§ Stated goal: Each record must be retyped in full. No character may differ.

§ Task input:
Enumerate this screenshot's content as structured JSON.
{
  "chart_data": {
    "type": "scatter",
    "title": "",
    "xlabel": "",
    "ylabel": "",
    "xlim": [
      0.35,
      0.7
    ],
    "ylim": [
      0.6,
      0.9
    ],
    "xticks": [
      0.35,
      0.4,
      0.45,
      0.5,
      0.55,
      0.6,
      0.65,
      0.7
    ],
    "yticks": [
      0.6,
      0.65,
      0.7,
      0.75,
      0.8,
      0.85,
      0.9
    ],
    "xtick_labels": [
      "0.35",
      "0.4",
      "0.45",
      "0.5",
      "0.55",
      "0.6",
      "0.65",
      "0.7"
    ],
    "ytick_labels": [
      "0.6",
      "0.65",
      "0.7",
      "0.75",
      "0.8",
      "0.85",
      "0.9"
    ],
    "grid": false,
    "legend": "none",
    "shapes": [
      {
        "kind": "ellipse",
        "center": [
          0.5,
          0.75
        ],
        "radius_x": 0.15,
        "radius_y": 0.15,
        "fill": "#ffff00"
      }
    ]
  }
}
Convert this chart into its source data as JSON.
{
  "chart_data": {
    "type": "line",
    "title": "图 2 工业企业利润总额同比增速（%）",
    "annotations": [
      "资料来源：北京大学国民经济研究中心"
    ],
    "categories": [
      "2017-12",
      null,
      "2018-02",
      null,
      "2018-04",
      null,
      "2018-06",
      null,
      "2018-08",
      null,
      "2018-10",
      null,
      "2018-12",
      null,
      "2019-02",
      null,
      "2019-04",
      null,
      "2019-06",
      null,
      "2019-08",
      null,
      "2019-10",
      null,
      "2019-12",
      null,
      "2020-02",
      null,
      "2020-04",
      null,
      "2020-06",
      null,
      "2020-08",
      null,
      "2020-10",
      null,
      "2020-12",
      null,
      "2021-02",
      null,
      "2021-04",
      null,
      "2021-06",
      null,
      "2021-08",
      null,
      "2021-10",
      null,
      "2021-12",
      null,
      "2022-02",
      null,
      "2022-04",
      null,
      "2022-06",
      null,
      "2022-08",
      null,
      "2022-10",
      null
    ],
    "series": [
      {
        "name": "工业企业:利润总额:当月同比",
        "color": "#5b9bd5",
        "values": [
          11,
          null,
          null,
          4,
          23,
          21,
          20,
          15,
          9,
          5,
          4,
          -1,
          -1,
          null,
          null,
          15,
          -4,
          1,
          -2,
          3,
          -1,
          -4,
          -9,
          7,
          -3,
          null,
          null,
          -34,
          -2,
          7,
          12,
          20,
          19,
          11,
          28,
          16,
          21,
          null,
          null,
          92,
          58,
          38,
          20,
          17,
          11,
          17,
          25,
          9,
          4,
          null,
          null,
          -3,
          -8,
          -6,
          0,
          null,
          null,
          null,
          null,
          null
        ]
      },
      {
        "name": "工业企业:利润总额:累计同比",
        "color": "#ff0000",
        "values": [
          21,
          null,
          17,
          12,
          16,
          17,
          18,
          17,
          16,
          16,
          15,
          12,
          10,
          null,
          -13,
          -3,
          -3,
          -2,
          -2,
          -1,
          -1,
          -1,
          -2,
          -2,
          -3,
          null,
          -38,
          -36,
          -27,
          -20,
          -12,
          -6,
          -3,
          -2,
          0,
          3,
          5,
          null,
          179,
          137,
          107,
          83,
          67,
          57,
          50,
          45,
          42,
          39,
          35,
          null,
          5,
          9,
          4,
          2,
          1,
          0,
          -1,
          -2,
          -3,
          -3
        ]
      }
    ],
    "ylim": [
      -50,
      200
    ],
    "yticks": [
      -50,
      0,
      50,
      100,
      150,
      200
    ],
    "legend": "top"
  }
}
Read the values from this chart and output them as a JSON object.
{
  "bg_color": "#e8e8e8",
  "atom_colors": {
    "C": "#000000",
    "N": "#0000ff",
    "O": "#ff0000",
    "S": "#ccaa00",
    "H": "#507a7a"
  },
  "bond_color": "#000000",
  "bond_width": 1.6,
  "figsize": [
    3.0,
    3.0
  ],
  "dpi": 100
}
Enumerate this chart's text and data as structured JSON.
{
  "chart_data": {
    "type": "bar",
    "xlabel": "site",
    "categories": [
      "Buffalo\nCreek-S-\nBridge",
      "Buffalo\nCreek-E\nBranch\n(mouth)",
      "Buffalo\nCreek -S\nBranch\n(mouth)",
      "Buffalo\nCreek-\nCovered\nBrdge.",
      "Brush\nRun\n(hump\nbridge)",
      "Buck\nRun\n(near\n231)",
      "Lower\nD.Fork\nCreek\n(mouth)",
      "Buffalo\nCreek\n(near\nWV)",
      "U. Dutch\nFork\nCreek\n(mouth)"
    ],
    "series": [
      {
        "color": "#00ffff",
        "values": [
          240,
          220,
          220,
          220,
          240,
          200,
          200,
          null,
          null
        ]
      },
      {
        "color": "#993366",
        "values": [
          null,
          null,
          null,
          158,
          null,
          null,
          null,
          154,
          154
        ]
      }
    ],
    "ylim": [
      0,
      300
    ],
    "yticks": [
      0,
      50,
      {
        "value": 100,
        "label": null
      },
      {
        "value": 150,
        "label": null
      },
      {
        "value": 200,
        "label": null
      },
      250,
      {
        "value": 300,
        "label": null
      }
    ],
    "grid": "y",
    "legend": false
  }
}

§ Reply:
Enumerate this screenshot's content as structured JSON.
{
  "chart_data": {
    "type": "scatter",
    "title": "",
    "xlabel": "",
    "ylabel": "",
    "xlim": [
      0.35,
      0.7
    ],
    "ylim": [
      0.6,
      0.9
    ],
    "xticks": [
      0.35,
      0.4,
      0.45,
      0.5,
      0.55,
      0.6,
      0.65,
      0.7
    ],
    "yticks": [
      0.6,
      0.65,
      0.7,
      0.75,
      0.8,
      0.85,
      0.9
    ],
    "xtick_labels": [
      "0.35",
      "0.4",
      "0.45",
      "0.5",
      "0.55",
      "0.6",
      "0.65",
      "0.7"
    ],
    "ytick_labels": [
      "0.6",
      "0.65",
      "0.7",
      "0.75",
      "0.8",
      "0.85",
      "0.9"
    ],
    "grid": false,
    "legend": "none",
    "shapes": [
      {
        "kind": "ellipse",
        "center": [
          0.5,
          0.75
        ],
        "radius_x": 0.15,
        "radius_y": 0.15,
        "fill": "#ffff00"
      }
    ]
  }
}
Convert this chart into its source data as JSON.
{
  "chart_data": {
    "type": "line",
    "title": "图 2 工业企业利润总额同比增速（%）",
    "annotations": [
      "资料来源：北京大学国民经济研究中心"
    ],
    "categories": [
      "2017-12",
      null,
      "2018-02",
      null,
      "2018-04",
      null,
      "2018-06",
      null,
      "2018-08",
      null,
      "2018-10",
      null,
      "2018-12",
      null,
      "2019-02",
      null,
      "2019-04",
      null,
      "2019-06",
      null,
      "2019-08",
      null,
      "2019-10",
      null,
      "2019-12",
      null,
      "2020-02",
      null,
      "2020-04",
      null,
      "2020-06",
      null,
      "2020-08",
      null,
      "2020-10",
      null,
      "2020-12",
      null,
      "2021-02",
      null,
      "2021-04",
      null,
      "2021-06",
      null,
      "2021-08",
      null,
      "2021-10",
      null,
      "2021-12",
      null,
      "2022-02",
      null,
      "2022-04",
      null,
      "2022-06",
      null,
      "2022-08",
      null,
      "2022-10",
      null
    ],
    "series": [
      {
        "name": "工业企业:利润总额:当月同比",
        "color": "#5b9bd5",
        "values": [
          11,
          null,
          null,
          4,
          23,
          21,
          20,
          15,
          9,
          5,
          4,
          -1,
          -1,
          null,
          null,
          15,
          -4,
          1,
          -2,
          3,
          -1,
          -4,
          -9,
          7,
          -3,
          null,
          null,
          -34,
          -2,
          7,
          12,
          20,
          19,
          11,
          28,
          16,
          21,
          null,
          null,
          92,
          58,
          38,
          20,
          17,
          11,
          17,
          25,
          9,
          4,
          null,
          null,
          -3,
          -8,
          -6,
          0,
          null,
          null,
          null,
          null,
          null
        ]
      },
      {
        "name": "工业企业:利润总额:累计同比",
        "color": "#ff0000",
        "values": [
          21,
          null,
          17,
          12,
          16,
          17,
          18,
          17,
          16,
          16,
          15,
          12,
          10,
          null,
          -13,
          -3,
          -3,
          -2,
          -2,
          -1,
          -1,
          -1,
          -2,
          -2,
          -3,
          null,
          -38,
          -36,
          -27,
          -20,
          -12,
          -6,
          -3,
          -2,
          0,
          3,
          5,
          null,
          179,
          137,
          107,
          83,
          67,
          57,
          50,
          45,
          42,
          39,
          35,
          null,
          5,
          9,
          4,
          2,
          1,
          0,
          -1,
          -2,
          -3,
          -3
        ]
      }
    ],
    "ylim": [
      -50,
      200
    ],
    "yticks": [
      -50,
      0,
      50,
      100,
      150,
      200
    ],
    "legend": "top"
  }
}
Read the values from this chart and output them as a JSON object.
{
  "bg_color": "#e8e8e8",
  "atom_colors": {
    "C": "#000000",
    "N": "#0000ff",
    "O": "#ff0000",
    "S": "#ccaa00",
    "H": "#507a7a"
  },
  "bond_color": "#000000",
  "bond_width": 1.6,
  "figsize": [
    3.0,
    3.0
  ],
  "dpi": 100
}
Enumerate this chart's text and data as structured JSON.
{
  "chart_data": {
    "type": "bar",
    "xlabel": "site",
    "categories": [
      "Buffalo\nCreek-S-\nBridge",
      "Buffalo\nCreek-E\nBranch\n(mouth)",
      "Buffalo\nCreek -S\nBranch\n(mouth)",
      "Buffalo\nCreek-\nCovered\nBrdge.",
      "Brush\nRun\n(hump\nbridge)",
      "Buck\nRun\n(near\n231)",
      "Lower\nD.Fork\nCreek\n(mouth)",
      "Buffalo\nCreek\n(near\nWV)",
      "U. Dutch\nFork\nCreek\n(mouth)"
    ],
    "series": [
      {
        "color": "#00ffff",
        "values": [
          240,
          220,
          220,
          220,
          240,
          200,
          200,
          null,
          null
        ]
      },
      {
        "color": "#993366",
        "values": [
          null,
          null,
          null,
          158,
          null,
          null,
          null,
          154,
          154
        ]
      }
    ],
    "ylim": [
      0,
      300
    ],
    "yticks": [
      0,
      50,
      {
        "value": 100,
        "label": null
      },
      {
        "value": 150,
        "label": null
      },
      {
        "value": 200,
        "label": null
      },
      250,
      {
        "value": 300,
        "label": null
      }
    ],
    "grid": "y",
    "legend": false
  }
}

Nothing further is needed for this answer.